Dataset excerpt
<<<<

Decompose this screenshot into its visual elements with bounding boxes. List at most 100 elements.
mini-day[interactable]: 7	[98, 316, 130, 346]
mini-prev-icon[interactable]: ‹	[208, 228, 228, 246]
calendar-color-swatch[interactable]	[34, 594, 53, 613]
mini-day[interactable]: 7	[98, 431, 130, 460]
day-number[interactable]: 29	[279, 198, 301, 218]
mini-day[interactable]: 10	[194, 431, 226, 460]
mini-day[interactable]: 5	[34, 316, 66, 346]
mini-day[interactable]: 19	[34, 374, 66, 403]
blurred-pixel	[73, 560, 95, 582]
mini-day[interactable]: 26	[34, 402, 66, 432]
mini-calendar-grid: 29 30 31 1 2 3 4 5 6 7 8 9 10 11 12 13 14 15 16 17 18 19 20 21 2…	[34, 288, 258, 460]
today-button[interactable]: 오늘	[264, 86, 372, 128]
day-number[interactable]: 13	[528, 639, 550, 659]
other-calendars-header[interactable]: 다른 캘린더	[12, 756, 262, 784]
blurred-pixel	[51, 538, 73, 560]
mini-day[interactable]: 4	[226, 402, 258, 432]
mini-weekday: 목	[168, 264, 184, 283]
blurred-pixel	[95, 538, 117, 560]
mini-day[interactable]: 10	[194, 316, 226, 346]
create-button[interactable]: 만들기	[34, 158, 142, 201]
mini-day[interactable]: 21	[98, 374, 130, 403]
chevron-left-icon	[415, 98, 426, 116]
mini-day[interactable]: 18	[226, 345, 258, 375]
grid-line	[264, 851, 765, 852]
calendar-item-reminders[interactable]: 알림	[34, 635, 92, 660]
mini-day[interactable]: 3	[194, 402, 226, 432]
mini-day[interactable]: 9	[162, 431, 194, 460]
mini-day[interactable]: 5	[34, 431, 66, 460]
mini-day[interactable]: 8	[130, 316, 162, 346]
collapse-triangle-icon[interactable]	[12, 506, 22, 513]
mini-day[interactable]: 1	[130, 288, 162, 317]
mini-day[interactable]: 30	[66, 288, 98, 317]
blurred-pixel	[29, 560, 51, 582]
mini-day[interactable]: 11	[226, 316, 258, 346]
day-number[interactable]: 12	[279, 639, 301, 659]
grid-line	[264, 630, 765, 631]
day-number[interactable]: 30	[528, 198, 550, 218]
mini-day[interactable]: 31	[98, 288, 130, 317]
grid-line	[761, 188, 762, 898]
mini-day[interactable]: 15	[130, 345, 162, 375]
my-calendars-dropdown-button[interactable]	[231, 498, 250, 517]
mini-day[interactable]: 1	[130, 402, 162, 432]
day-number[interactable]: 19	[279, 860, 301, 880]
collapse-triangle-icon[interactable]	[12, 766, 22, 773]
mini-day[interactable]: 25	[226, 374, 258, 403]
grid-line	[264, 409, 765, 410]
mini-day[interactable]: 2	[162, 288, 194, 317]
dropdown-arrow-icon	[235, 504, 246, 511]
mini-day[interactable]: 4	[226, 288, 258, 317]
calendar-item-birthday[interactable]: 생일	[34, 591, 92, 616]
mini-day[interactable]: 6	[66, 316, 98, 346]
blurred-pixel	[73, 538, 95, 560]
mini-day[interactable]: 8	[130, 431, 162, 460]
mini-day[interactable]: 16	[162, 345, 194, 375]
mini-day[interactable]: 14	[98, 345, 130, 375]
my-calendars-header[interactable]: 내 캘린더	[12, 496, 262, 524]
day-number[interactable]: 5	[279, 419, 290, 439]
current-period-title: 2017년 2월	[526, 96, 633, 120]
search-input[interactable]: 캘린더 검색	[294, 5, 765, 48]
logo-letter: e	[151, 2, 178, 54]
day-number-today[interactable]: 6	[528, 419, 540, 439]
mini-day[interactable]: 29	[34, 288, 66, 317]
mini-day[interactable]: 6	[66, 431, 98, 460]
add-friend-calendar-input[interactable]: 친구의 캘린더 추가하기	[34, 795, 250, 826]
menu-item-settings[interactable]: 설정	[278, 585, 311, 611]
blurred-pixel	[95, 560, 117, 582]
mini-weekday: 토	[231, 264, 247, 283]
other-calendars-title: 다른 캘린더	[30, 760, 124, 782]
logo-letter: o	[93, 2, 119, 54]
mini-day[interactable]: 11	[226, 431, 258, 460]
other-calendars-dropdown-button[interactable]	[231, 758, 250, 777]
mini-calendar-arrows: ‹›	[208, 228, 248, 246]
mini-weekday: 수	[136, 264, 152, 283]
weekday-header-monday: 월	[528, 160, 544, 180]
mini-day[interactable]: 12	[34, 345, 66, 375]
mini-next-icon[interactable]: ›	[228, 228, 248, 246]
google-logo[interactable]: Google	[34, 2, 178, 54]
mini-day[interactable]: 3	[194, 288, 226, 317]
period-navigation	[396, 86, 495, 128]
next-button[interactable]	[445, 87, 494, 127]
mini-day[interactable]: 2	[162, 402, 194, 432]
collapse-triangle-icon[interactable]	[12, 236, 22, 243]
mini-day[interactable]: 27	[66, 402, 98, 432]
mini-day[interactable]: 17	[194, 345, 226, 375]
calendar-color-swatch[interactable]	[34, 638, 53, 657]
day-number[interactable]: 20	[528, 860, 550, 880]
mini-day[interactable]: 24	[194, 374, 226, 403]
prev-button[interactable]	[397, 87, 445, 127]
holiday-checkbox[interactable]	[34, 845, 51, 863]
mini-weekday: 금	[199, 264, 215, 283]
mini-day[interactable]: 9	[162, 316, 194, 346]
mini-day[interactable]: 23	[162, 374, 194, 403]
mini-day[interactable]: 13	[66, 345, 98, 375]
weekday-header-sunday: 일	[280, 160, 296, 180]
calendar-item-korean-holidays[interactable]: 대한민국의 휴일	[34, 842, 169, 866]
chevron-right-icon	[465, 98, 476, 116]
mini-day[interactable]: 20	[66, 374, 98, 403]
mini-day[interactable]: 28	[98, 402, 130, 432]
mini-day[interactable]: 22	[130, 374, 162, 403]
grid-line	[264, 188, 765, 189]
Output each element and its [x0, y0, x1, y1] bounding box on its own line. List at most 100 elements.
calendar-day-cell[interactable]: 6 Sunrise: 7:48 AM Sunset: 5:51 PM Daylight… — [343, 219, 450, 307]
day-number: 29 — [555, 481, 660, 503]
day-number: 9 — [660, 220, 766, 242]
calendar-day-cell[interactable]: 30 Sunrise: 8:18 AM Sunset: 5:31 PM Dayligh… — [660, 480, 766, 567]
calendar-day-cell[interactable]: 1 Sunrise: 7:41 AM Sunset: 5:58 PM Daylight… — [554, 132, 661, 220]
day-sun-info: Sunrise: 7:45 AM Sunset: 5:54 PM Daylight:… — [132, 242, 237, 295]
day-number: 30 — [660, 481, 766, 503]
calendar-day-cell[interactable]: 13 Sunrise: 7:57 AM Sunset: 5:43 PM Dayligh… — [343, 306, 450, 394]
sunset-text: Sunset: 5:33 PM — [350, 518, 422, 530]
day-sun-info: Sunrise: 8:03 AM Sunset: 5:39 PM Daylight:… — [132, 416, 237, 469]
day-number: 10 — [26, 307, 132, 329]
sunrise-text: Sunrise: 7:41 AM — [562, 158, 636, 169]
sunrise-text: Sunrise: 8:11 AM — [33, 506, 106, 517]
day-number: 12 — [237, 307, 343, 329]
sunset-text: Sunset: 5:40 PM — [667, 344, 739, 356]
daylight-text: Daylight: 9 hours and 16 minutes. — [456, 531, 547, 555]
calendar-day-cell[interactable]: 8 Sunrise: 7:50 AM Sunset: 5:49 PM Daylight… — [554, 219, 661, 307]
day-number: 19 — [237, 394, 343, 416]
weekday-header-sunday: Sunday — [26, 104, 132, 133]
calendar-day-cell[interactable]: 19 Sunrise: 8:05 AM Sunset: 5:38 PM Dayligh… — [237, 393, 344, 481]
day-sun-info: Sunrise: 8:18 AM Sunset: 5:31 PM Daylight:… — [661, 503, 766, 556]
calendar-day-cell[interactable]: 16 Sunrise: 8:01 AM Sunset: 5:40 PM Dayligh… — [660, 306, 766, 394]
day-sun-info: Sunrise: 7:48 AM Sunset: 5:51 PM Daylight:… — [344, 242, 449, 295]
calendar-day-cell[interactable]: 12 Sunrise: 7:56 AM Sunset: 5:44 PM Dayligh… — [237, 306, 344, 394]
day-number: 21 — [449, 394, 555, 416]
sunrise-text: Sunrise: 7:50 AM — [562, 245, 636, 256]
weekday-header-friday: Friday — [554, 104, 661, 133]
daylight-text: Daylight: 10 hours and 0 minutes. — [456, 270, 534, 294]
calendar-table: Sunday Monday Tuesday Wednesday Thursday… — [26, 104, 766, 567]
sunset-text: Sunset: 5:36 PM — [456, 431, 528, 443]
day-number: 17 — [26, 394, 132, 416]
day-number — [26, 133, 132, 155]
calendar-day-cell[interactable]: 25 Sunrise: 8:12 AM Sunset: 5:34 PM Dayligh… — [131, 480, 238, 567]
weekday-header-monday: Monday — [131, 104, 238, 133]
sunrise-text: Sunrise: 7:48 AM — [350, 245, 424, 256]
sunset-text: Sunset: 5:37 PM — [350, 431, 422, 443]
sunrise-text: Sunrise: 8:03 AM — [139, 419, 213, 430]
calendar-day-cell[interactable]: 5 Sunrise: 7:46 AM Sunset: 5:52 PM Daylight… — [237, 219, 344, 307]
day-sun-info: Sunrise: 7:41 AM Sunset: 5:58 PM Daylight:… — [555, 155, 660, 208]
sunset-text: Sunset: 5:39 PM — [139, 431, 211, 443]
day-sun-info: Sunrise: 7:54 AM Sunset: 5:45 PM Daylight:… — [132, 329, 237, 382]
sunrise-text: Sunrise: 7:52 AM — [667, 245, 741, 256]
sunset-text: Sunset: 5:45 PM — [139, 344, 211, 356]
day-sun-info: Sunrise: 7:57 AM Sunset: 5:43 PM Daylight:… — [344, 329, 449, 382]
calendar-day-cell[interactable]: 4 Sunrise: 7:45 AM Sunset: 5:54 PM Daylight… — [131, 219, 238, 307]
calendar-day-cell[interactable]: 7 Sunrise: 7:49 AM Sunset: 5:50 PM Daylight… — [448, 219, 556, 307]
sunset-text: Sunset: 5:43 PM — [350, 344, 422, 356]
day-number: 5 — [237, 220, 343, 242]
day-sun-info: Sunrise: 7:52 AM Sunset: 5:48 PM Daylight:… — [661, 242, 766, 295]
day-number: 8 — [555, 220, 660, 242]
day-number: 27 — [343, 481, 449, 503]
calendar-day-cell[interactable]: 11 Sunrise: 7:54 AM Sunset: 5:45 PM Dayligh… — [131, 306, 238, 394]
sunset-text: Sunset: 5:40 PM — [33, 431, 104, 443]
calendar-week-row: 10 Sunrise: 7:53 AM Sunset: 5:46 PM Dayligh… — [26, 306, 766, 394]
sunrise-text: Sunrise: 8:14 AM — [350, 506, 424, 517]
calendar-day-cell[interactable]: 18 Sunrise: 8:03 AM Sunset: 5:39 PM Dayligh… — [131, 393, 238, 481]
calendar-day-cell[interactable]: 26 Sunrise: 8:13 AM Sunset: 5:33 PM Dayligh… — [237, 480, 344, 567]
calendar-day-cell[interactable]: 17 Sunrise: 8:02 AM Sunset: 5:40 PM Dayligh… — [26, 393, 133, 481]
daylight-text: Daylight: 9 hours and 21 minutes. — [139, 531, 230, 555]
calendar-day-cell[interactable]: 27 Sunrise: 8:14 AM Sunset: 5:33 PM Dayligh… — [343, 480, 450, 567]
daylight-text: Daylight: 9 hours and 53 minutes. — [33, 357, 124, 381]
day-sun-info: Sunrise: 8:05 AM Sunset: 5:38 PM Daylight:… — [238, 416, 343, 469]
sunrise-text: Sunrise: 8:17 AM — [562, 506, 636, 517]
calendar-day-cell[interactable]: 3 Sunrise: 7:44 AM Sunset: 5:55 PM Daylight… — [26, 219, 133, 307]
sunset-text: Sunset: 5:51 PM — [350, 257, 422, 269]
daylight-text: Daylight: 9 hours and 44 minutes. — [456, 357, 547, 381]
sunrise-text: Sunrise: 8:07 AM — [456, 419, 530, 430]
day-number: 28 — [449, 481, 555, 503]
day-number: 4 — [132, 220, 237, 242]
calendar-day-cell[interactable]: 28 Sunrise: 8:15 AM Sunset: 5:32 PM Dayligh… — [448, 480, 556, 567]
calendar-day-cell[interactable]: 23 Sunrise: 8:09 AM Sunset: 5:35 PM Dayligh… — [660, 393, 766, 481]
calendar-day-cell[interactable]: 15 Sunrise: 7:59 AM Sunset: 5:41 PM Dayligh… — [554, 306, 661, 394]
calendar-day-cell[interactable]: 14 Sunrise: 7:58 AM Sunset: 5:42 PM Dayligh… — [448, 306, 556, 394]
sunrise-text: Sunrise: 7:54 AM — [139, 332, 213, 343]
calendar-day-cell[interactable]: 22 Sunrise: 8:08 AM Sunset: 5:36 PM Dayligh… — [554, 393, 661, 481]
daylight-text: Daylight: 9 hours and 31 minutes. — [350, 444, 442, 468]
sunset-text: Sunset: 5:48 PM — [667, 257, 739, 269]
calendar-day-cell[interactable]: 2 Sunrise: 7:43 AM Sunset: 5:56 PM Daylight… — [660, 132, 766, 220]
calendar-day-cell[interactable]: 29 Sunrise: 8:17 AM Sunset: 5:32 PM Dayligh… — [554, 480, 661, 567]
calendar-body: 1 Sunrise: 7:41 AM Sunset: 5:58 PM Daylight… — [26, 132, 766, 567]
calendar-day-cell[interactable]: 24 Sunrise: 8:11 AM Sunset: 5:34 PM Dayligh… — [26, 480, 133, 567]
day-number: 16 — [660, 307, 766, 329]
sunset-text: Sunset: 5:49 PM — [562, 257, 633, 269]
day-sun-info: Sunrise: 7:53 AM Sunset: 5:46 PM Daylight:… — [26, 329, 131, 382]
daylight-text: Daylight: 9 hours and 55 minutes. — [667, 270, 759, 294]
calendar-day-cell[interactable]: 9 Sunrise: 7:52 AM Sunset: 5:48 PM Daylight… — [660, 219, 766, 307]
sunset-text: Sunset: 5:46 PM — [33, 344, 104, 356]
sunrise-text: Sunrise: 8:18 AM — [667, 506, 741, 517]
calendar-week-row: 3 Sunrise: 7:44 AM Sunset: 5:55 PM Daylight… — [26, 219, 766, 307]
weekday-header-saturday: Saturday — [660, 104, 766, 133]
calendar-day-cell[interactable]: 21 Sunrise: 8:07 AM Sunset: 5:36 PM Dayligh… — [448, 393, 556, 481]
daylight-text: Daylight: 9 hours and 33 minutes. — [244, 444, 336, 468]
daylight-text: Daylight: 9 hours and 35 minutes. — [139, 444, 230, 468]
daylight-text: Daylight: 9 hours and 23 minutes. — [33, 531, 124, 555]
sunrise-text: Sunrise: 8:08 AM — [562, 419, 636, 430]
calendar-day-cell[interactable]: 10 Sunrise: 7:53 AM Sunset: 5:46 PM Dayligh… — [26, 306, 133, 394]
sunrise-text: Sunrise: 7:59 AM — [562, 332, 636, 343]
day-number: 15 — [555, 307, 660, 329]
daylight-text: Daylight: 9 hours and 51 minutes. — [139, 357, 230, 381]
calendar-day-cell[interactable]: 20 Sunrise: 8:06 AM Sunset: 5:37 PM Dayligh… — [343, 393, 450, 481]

>>>>

WORK TO DO - Rewrite the data lines starting at the first line of the data and ending at the line containing "851, 765, 852]", switching every "blurred-pixel" to "masked-pixel" and leaving everything else unchanged.

EXERCISE SOLUTION -
Decompose this screenshot into its visual elements with bounding boxes. List at most 100 elements.
mini-day[interactable]: 7	[98, 316, 130, 346]
mini-prev-icon[interactable]: ‹	[208, 228, 228, 246]
calendar-color-swatch[interactable]	[34, 594, 53, 613]
mini-day[interactable]: 7	[98, 431, 130, 460]
day-number[interactable]: 29	[279, 198, 301, 218]
mini-day[interactable]: 10	[194, 431, 226, 460]
mini-day[interactable]: 5	[34, 316, 66, 346]
mini-day[interactable]: 19	[34, 374, 66, 403]
masked-pixel	[73, 560, 95, 582]
mini-day[interactable]: 26	[34, 402, 66, 432]
mini-calendar-grid: 29 30 31 1 2 3 4 5 6 7 8 9 10 11 12 13 14 15 16 17 18 19 20 21 2…	[34, 288, 258, 460]
today-button[interactable]: 오늘	[264, 86, 372, 128]
day-number[interactable]: 13	[528, 639, 550, 659]
other-calendars-header[interactable]: 다른 캘린더	[12, 756, 262, 784]
masked-pixel	[51, 538, 73, 560]
mini-day[interactable]: 4	[226, 402, 258, 432]
mini-weekday: 목	[168, 264, 184, 283]
masked-pixel	[95, 538, 117, 560]
mini-day[interactable]: 10	[194, 316, 226, 346]
create-button[interactable]: 만들기	[34, 158, 142, 201]
mini-day[interactable]: 21	[98, 374, 130, 403]
chevron-left-icon	[415, 98, 426, 116]
mini-day[interactable]: 18	[226, 345, 258, 375]
grid-line	[264, 851, 765, 852]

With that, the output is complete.